- **Set problem**
Could you give the data below again, exactly and completely?

[Rows from a figure dataset]
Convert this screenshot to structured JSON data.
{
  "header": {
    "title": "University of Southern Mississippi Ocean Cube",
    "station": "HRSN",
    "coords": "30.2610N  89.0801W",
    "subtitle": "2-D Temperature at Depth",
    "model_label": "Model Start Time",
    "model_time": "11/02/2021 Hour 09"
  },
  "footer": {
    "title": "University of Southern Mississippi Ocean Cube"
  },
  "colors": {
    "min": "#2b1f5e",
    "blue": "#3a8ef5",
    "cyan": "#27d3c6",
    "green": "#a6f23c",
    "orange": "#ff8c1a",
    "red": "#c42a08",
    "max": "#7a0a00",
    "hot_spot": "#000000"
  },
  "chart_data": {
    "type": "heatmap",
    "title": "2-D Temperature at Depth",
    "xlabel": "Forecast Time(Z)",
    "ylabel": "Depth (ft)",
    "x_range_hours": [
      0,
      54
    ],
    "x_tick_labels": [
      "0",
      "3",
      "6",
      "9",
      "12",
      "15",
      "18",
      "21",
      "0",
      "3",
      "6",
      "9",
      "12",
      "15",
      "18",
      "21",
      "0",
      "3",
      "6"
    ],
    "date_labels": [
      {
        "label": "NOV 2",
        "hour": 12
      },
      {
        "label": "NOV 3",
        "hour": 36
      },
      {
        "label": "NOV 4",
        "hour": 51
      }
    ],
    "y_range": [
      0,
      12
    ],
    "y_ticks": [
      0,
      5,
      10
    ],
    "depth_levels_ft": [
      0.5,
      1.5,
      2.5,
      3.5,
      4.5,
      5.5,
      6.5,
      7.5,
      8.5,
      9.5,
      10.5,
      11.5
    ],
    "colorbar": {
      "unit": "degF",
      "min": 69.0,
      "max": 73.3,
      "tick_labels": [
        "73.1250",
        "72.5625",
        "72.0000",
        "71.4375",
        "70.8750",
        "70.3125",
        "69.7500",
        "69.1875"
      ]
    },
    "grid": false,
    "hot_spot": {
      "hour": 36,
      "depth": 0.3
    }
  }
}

- **The reply**
Convert this screenshot to structured JSON data.
{
  "header": {
    "title": "University of Southern Mississippi Ocean Cube",
    "station": "HRSN",
    "coords": "30.2610N  89.0801W",
    "subtitle": "2-D Temperature at Depth",
    "model_label": "Model Start Time",
    "model_time": "11/02/2021 Hour 09"
  },
  "footer": {
    "title": "University of Southern Mississippi Ocean Cube"
  },
  "colors": {
    "min": "#2b1f5e",
    "blue": "#3a8ef5",
    "cyan": "#27d3c6",
    "green": "#a6f23c",
    "orange": "#ff8c1a",
    "red": "#c42a08",
    "max": "#7a0a00",
    "hot_spot": "#000000"
  },
  "chart_data": {
    "type": "heatmap",
    "title": "2-D Temperature at Depth",
    "xlabel": "Forecast Time(Z)",
    "ylabel": "Depth (ft)",
    "x_range_hours": [
      0,
      54
    ],
    "x_tick_labels": [
      "0",
      "3",
      "6",
      "9",
      "12",
      "15",
      "18",
      "21",
      "0",
      "3",
      "6",
      "9",
      "12",
      "15",
      "18",
      "21",
      "0",
      "3",
      "6"
    ],
    "date_labels": [
      {
        "label": "NOV 2",
        "hour": 12
      },
      {
        "label": "NOV 3",
        "hour": 36
      },
      {
        "label": "NOV 4",
        "hour": 51
      }
    ],
    "y_range": [
      0,
      12
    ],
    "y_ticks": [
      0,
      5,
      10
    ],
    "depth_levels_ft": [
      0.5,
      1.5,
      2.5,
      3.5,
      4.5,
      5.5,
      6.5,
      7.5,
      8.5,
      9.5,
      10.5,
      11.5
    ],
    "colorbar": {
      "unit": "degF",
      "min": 69.0,
      "max": 73.3,
      "tick_labels": [
        "73.1250",
        "72.5625",
        "72.0000",
        "71.4375",
        "70.8750",
        "70.3125",
        "69.7500",
        "69.1875"
      ]
    },
    "grid": false,
    "hot_spot": {
      "hour": 36,
      "depth": 0.3
    }
  }
}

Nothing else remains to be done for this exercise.